** Start MATERIALS PROVIDED **

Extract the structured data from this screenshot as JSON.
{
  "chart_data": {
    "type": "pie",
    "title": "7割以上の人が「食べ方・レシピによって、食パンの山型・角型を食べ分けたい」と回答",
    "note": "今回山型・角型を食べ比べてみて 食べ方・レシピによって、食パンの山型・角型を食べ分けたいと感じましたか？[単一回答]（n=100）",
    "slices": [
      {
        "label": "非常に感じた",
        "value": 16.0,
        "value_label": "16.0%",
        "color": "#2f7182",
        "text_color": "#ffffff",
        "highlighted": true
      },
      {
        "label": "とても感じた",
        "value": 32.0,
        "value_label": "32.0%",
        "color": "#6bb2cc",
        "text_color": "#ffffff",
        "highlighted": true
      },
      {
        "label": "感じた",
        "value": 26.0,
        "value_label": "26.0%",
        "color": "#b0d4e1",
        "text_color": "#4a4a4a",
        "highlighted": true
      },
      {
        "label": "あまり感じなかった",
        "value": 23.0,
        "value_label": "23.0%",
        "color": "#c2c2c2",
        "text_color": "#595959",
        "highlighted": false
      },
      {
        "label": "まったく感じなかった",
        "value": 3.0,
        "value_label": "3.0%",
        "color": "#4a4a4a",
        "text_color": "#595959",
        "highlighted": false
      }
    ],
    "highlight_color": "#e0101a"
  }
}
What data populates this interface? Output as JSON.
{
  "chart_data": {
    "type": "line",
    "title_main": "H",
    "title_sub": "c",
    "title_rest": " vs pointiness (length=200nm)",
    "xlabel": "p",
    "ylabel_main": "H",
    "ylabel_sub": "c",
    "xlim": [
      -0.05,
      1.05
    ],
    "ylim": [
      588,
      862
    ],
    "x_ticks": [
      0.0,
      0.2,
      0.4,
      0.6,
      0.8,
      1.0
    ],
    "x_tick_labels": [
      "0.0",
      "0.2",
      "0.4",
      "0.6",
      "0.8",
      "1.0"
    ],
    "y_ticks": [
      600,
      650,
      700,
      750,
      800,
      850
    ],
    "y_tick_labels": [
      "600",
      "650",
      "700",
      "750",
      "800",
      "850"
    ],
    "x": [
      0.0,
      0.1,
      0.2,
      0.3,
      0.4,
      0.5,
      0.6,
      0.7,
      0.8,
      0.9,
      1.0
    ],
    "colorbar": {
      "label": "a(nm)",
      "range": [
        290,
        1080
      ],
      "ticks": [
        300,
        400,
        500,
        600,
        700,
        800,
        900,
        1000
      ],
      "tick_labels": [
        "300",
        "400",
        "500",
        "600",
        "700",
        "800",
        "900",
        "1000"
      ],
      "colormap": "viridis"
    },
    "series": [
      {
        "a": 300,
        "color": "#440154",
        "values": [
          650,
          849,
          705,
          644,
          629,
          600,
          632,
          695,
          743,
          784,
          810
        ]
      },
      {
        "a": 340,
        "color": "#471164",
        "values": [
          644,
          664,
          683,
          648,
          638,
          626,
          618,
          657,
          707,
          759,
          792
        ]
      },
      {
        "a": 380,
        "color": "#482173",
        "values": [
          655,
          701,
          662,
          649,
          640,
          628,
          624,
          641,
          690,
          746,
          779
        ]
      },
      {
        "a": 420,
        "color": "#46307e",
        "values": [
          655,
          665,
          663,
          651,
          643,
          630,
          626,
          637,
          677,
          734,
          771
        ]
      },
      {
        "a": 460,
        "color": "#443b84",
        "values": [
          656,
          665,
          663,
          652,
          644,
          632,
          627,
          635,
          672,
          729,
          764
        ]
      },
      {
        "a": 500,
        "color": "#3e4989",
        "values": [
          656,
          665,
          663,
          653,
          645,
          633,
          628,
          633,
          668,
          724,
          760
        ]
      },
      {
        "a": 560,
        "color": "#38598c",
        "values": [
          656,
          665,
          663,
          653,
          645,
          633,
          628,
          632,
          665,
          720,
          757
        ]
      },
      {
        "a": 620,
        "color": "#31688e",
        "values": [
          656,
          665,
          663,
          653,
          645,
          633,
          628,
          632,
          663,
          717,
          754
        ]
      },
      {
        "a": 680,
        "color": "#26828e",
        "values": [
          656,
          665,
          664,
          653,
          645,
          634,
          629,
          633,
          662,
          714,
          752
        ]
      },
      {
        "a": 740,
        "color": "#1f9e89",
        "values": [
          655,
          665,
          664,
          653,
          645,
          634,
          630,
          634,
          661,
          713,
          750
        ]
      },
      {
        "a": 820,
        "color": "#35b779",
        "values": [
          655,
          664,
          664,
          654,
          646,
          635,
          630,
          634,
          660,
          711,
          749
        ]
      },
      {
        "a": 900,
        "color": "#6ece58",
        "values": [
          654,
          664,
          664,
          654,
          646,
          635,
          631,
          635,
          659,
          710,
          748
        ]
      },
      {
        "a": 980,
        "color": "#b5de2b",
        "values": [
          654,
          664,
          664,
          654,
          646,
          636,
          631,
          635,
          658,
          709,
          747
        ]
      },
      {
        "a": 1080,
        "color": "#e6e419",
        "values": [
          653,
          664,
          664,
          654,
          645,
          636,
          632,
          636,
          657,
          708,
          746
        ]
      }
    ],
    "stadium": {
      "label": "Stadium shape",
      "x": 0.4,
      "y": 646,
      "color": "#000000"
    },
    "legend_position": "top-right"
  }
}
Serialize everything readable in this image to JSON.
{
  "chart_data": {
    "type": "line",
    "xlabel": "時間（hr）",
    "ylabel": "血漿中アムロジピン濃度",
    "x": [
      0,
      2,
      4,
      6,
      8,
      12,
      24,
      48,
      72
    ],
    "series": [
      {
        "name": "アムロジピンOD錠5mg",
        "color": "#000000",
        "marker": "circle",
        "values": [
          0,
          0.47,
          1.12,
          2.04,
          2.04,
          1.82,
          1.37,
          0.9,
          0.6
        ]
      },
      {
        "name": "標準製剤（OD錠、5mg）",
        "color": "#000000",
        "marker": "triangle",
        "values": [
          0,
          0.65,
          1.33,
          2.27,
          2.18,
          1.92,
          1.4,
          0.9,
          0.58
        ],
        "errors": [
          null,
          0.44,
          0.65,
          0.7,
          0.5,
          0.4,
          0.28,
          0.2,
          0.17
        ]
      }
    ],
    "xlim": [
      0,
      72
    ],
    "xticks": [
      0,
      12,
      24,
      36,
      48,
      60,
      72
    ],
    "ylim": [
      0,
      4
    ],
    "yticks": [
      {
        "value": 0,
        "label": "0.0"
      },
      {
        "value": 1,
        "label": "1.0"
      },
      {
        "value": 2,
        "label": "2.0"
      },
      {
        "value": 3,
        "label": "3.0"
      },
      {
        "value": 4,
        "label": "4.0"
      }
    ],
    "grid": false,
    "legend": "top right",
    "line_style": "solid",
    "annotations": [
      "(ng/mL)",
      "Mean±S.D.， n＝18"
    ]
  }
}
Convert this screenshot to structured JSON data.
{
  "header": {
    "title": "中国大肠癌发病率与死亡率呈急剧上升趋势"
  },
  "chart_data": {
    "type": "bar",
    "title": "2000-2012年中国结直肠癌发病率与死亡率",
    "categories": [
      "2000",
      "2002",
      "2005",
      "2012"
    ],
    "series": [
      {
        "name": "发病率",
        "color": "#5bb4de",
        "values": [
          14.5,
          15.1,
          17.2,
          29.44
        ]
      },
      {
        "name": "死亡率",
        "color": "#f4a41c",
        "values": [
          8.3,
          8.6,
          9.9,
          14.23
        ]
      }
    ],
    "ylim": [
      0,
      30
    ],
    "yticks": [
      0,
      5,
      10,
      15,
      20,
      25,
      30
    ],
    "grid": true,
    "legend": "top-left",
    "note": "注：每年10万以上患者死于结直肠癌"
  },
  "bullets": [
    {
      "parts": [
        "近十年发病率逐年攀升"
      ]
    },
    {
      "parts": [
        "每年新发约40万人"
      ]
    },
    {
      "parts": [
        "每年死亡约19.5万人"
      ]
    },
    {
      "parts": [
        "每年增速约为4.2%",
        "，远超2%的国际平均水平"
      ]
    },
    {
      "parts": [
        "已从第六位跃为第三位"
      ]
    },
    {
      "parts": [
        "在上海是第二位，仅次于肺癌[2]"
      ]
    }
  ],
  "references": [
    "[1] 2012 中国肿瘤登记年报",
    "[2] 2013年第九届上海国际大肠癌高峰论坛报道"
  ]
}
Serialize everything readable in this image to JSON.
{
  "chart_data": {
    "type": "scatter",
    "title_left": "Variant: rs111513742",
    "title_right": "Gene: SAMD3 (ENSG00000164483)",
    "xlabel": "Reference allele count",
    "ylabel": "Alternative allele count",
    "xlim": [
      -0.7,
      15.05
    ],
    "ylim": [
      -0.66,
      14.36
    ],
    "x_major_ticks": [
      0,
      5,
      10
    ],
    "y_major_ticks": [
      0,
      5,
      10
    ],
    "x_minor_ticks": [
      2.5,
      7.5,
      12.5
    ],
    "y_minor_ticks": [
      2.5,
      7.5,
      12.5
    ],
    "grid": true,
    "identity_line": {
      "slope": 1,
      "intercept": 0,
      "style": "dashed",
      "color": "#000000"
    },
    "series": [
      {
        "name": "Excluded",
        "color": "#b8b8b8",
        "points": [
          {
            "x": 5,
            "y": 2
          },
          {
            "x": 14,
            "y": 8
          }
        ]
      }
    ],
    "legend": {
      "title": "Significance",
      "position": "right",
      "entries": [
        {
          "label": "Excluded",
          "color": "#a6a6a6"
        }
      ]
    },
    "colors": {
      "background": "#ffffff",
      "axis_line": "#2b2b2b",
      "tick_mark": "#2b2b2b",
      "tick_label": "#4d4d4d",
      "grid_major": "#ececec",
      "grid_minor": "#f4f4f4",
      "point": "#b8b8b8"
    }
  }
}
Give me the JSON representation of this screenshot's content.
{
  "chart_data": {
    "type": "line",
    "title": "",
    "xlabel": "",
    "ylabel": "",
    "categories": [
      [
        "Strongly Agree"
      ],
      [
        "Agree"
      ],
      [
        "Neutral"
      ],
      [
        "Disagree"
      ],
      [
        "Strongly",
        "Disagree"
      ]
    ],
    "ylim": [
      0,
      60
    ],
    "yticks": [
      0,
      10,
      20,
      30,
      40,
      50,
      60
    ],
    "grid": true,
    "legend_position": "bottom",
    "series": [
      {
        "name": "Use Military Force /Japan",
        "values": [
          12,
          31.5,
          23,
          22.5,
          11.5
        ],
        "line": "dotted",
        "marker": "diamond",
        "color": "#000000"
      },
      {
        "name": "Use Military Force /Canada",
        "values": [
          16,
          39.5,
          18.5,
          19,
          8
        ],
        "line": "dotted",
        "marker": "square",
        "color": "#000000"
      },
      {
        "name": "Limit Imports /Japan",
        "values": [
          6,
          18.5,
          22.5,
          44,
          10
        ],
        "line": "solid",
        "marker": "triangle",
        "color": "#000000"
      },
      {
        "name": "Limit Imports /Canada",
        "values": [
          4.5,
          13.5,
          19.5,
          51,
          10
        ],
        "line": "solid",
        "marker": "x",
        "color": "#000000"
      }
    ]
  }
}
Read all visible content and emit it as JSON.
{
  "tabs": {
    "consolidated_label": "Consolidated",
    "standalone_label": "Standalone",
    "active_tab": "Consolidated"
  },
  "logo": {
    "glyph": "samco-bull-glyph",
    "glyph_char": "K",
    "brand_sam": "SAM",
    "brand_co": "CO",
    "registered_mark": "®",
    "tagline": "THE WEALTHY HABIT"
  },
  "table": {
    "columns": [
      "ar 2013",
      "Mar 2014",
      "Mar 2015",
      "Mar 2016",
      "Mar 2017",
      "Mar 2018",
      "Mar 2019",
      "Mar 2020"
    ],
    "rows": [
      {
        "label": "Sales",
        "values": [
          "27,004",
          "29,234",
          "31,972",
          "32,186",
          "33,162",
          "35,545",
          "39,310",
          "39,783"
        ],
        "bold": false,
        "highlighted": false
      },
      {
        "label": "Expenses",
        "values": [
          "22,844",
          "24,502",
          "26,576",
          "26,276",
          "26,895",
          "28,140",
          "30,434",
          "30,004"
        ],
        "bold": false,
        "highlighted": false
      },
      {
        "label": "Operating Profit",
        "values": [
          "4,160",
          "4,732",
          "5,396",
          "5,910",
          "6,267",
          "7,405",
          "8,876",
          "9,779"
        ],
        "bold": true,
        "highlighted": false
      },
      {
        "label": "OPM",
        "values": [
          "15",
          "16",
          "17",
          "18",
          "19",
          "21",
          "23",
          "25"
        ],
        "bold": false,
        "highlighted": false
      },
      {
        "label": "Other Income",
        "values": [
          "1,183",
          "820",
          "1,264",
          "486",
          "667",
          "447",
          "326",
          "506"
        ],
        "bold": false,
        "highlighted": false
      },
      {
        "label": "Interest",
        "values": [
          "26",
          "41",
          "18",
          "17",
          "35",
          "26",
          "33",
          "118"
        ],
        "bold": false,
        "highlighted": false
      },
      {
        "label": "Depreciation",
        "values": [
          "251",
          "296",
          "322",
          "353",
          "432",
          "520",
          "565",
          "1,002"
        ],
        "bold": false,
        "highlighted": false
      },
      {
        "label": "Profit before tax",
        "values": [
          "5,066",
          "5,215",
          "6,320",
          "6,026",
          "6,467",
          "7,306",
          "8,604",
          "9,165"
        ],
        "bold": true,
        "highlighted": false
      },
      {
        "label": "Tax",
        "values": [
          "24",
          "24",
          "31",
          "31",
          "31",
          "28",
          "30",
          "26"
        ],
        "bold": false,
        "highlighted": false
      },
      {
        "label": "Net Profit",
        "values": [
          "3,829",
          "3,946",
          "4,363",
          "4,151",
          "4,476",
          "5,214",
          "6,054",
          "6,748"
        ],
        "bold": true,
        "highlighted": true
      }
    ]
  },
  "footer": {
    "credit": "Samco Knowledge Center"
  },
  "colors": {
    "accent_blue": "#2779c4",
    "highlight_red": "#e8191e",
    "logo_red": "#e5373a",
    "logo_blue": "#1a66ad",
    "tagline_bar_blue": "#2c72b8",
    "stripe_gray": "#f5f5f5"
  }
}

** End MATERIALS PROVIDED **

GOAL: Find the word "allele" and list each line it appears in.

THE SOLUTION:
    "xlabel": "Reference allele count",
    "ylabel": "Alternative allele count",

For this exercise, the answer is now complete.